■ **What the task asks**
Restate each of the lines given below, word for word.

■ **Exercise materials**
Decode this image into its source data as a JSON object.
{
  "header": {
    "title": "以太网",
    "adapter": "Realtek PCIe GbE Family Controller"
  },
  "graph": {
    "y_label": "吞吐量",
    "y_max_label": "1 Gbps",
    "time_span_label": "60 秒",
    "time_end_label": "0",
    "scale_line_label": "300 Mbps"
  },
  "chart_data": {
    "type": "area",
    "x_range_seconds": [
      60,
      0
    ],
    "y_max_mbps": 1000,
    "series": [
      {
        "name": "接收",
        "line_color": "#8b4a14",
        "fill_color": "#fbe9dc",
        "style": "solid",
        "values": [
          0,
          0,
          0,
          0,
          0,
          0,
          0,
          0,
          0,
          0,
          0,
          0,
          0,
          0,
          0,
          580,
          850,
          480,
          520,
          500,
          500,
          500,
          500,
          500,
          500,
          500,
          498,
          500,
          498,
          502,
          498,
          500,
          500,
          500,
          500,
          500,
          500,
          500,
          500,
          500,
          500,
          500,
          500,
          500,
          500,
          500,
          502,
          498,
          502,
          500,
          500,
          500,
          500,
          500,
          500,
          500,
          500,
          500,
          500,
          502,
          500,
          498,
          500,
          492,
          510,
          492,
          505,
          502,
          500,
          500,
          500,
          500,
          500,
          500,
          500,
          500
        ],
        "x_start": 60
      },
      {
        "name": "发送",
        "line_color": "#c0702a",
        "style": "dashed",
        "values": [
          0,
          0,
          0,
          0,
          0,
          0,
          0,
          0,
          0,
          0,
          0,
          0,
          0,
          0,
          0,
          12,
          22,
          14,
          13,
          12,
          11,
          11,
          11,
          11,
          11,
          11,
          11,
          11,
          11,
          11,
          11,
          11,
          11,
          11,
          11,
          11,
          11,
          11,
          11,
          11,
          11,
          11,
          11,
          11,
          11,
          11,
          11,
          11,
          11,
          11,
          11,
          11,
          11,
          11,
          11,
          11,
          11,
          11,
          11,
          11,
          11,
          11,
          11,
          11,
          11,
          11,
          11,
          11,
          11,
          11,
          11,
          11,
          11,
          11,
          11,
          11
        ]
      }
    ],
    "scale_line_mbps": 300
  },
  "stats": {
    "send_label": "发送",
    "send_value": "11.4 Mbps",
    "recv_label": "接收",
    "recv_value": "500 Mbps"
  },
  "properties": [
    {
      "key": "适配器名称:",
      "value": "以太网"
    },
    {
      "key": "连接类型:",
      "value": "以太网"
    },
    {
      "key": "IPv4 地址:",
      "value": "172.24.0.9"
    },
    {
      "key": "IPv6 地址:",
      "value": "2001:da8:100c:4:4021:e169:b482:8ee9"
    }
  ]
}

■ **Solved problem**
Decode this image into its source data as a JSON object.
{
  "header": {
    "title": "以太网",
    "adapter": "Realtek PCIe GbE Family Controller"
  },
  "graph": {
    "y_label": "吞吐量",
    "y_max_label": "1 Gbps",
    "time_span_label": "60 秒",
    "time_end_label": "0",
    "scale_line_label": "300 Mbps"
  },
  "chart_data": {
    "type": "area",
    "x_range_seconds": [
      60,
      0
    ],
    "y_max_mbps": 1000,
    "series": [
      {
        "name": "接收",
        "line_color": "#8b4a14",
        "fill_color": "#fbe9dc",
        "style": "solid",
        "values": [
          0,
          0,
          0,
          0,
          0,
          0,
          0,
          0,
          0,
          0,
          0,
          0,
          0,
          0,
          0,
          580,
          850,
          480,
          520,
          500,
          500,
          500,
          500,
          500,
          500,
          500,
          498,
          500,
          498,
          502,
          498,
          500,
          500,
          500,
          500,
          500,
          500,
          500,
          500,
          500,
          500,
          500,
          500,
          500,
          500,
          500,
          502,
          498,
          502,
          500,
          500,
          500,
          500,
          500,
          500,
          500,
          500,
          500,
          500,
          502,
          500,
          498,
          500,
          492,
          510,
          492,
          505,
          502,
          500,
          500,
          500,
          500,
          500,
          500,
          500,
          500
        ],
        "x_start": 60
      },
      {
        "name": "发送",
        "line_color": "#c0702a",
        "style": "dashed",
        "values": [
          0,
          0,
          0,
          0,
          0,
          0,
          0,
          0,
          0,
          0,
          0,
          0,
          0,
          0,
          0,
          12,
          22,
          14,
          13,
          12,
          11,
          11,
          11,
          11,
          11,
          11,
          11,
          11,
          11,
          11,
          11,
          11,
          11,
          11,
          11,
          11,
          11,
          11,
          11,
          11,
          11,
          11,
          11,
          11,
          11,
          11,
          11,
          11,
          11,
          11,
          11,
          11,
          11,
          11,
          11,
          11,
          11,
          11,
          11,
          11,
          11,
          11,
          11,
          11,
          11,
          11,
          11,
          11,
          11,
          11,
          11,
          11,
          11,
          11,
          11,
          11
        ]
      }
    ],
    "scale_line_mbps": 300
  },
  "stats": {
    "send_label": "发送",
    "send_value": "11.4 Mbps",
    "recv_label": "接收",
    "recv_value": "500 Mbps"
  },
  "properties": [
    {
      "key": "适配器名称:",
      "value": "以太网"
    },
    {
      "key": "连接类型:",
      "value": "以太网"
    },
    {
      "key": "IPv4 地址:",
      "value": "172.24.0.9"
    },
    {
      "key": "IPv6 地址:",
      "value": "2001:da8:100c:4:4021:e169:b482:8ee9"
    }
  ]
}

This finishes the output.